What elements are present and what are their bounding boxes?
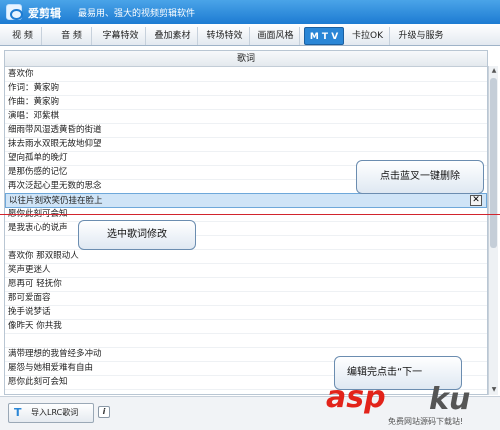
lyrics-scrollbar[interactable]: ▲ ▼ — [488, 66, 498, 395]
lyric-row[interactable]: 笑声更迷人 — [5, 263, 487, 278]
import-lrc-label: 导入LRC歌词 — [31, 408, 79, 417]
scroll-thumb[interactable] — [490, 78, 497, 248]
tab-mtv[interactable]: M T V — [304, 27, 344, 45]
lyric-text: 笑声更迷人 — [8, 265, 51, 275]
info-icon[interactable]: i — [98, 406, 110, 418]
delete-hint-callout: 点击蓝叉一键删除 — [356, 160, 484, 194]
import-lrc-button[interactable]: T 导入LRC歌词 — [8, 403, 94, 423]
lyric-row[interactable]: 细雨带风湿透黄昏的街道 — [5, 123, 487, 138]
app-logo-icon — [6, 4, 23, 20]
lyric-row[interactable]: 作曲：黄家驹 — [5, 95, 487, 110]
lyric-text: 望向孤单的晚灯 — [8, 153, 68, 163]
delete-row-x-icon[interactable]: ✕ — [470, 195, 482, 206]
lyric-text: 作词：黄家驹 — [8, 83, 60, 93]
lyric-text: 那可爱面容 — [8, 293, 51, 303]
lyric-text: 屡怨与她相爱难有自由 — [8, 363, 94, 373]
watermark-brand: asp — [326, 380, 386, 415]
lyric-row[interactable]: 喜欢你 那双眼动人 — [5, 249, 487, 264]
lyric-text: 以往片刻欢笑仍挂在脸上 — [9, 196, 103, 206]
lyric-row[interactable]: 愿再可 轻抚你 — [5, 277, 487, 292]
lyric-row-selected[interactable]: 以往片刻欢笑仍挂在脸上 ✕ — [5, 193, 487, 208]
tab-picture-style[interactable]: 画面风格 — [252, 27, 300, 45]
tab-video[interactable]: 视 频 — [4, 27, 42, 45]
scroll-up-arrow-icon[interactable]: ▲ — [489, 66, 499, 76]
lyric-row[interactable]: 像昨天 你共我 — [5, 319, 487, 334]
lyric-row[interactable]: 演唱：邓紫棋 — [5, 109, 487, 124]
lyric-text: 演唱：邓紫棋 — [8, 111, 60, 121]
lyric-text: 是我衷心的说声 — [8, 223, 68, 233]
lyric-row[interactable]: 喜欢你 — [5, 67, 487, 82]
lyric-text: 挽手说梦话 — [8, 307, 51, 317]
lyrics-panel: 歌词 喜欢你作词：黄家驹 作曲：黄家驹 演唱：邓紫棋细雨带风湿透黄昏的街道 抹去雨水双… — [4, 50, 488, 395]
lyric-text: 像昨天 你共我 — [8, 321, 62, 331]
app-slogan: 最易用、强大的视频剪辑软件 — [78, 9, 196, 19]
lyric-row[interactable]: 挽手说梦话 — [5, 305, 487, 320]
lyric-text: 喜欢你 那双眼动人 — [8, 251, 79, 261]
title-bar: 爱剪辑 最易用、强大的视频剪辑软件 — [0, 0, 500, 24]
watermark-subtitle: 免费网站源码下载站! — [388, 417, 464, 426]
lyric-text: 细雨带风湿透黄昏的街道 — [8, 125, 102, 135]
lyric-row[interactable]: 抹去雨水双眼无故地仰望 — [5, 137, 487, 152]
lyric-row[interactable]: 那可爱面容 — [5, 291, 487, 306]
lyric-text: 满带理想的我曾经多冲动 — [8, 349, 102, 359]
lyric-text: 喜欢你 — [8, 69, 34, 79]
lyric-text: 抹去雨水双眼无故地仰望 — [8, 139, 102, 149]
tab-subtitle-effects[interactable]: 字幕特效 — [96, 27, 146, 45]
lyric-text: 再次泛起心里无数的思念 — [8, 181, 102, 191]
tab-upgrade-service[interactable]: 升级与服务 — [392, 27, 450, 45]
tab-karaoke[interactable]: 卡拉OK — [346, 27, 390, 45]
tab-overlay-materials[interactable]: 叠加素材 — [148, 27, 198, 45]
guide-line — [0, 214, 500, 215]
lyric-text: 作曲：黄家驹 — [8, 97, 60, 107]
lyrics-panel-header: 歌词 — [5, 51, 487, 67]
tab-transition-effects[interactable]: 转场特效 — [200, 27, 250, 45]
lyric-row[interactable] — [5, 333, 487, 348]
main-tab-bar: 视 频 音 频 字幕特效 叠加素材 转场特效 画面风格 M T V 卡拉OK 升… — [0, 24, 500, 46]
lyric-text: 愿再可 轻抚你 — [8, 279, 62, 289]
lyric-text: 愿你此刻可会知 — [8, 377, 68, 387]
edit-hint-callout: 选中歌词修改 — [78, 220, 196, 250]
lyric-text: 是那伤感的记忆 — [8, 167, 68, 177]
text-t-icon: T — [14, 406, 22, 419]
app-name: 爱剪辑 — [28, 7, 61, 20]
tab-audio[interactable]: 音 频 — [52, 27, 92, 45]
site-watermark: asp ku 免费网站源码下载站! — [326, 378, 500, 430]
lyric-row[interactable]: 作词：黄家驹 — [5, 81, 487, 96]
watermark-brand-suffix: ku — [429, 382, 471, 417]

--

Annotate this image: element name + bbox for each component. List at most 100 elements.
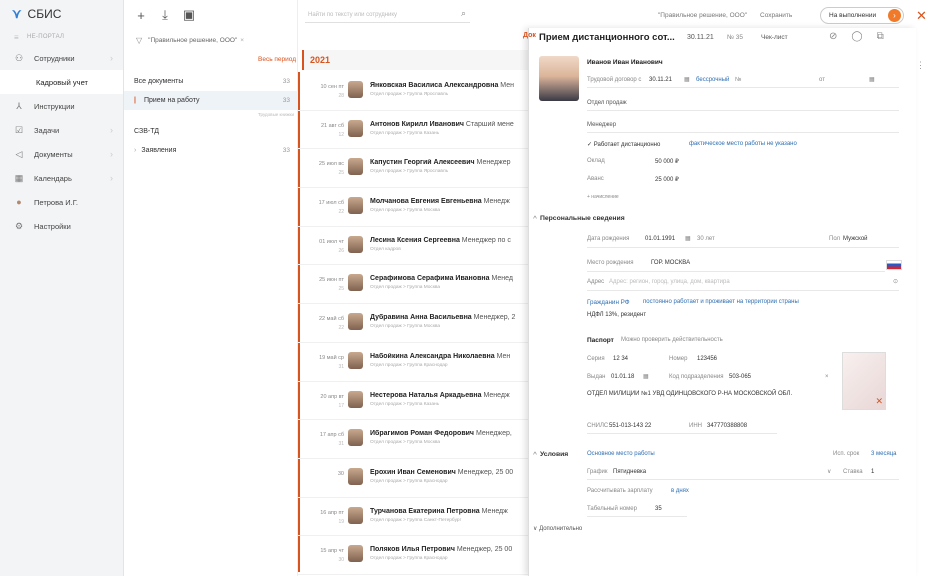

THE TASK. Copy out the data, beginning with the line that contains "What elements are" and ending with the line that contains "info-icon[interactable]: i —", both lines included. Leave out the picture.

THE OUTPUT.
What elements are present and what are their bounding boxes?
lyrics-scrollbar[interactable]: ▲ ▼ — [488, 66, 498, 395]
lyric-row[interactable]: 笑声更迷人 — [5, 263, 487, 278]
import-lrc-label: 导入LRC歌词 — [31, 408, 79, 417]
scroll-thumb[interactable] — [490, 78, 497, 248]
tab-mtv[interactable]: M T V — [304, 27, 344, 45]
lyric-text: 笑声更迷人 — [8, 265, 51, 275]
info-icon[interactable]: i — [98, 406, 110, 418]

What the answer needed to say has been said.